## Task directions
Give the number of lines below that contain "source", with no other output.

## Data for this task
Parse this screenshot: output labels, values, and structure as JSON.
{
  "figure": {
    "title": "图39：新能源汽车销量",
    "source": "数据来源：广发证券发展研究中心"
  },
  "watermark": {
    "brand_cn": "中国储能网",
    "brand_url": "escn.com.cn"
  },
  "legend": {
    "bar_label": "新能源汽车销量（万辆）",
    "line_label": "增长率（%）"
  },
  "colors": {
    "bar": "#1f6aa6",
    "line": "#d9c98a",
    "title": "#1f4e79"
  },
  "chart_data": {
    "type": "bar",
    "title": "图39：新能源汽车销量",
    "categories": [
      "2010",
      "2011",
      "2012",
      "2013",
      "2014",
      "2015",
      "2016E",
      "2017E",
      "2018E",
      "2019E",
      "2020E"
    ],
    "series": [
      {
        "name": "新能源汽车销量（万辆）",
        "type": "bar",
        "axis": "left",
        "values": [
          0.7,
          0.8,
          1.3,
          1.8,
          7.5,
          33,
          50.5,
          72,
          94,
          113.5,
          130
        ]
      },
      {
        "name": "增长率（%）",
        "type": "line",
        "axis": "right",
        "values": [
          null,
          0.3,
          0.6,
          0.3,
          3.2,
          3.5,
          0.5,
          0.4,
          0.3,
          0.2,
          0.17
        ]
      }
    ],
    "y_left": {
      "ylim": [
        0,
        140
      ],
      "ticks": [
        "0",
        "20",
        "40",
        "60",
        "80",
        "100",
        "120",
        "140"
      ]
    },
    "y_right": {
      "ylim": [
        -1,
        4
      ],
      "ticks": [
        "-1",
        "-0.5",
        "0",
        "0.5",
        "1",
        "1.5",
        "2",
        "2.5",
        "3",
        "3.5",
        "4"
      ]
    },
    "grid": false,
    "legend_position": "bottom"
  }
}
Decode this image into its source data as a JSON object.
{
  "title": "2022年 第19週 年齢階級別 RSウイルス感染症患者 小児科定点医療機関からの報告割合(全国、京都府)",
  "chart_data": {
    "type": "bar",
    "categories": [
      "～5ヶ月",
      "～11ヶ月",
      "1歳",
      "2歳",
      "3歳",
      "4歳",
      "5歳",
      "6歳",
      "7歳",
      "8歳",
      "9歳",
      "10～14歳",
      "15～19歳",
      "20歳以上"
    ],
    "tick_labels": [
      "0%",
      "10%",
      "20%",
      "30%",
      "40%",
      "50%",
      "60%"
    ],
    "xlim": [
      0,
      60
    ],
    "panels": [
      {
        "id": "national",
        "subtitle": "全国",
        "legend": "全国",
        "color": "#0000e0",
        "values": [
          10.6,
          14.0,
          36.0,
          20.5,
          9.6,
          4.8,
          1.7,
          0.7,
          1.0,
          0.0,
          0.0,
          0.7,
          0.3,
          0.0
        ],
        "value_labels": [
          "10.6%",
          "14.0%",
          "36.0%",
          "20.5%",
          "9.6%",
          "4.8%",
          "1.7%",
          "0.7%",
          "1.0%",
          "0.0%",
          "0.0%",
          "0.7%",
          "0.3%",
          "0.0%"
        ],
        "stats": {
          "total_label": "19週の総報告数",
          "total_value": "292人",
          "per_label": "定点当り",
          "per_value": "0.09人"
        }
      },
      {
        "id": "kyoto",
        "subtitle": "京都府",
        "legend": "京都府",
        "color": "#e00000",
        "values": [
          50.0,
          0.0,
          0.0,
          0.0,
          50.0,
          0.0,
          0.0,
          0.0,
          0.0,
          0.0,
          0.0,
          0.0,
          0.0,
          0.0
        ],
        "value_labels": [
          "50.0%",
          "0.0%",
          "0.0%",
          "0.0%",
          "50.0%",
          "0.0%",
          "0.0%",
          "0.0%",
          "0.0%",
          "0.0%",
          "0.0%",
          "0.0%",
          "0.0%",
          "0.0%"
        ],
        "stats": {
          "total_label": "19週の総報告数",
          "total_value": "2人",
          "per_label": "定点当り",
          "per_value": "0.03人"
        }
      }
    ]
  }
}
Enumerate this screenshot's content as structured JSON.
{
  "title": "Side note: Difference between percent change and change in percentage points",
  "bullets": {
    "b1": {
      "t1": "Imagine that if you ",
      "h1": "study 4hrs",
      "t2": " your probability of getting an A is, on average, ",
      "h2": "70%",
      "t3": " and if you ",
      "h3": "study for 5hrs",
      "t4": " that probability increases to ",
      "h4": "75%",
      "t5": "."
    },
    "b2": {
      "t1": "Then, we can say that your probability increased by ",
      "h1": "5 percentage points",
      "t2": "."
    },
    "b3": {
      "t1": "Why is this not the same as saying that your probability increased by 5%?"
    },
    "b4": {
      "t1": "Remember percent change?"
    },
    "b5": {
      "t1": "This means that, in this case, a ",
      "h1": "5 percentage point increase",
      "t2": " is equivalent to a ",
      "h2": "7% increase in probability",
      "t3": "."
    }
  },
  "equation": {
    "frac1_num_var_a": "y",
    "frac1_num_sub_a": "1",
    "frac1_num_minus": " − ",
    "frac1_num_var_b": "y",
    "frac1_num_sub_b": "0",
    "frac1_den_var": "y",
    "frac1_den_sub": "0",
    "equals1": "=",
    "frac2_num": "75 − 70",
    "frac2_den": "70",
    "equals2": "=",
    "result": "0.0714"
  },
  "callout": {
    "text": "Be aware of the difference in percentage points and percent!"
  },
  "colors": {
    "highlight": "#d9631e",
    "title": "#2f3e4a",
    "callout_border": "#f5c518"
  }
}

## Solved problem
2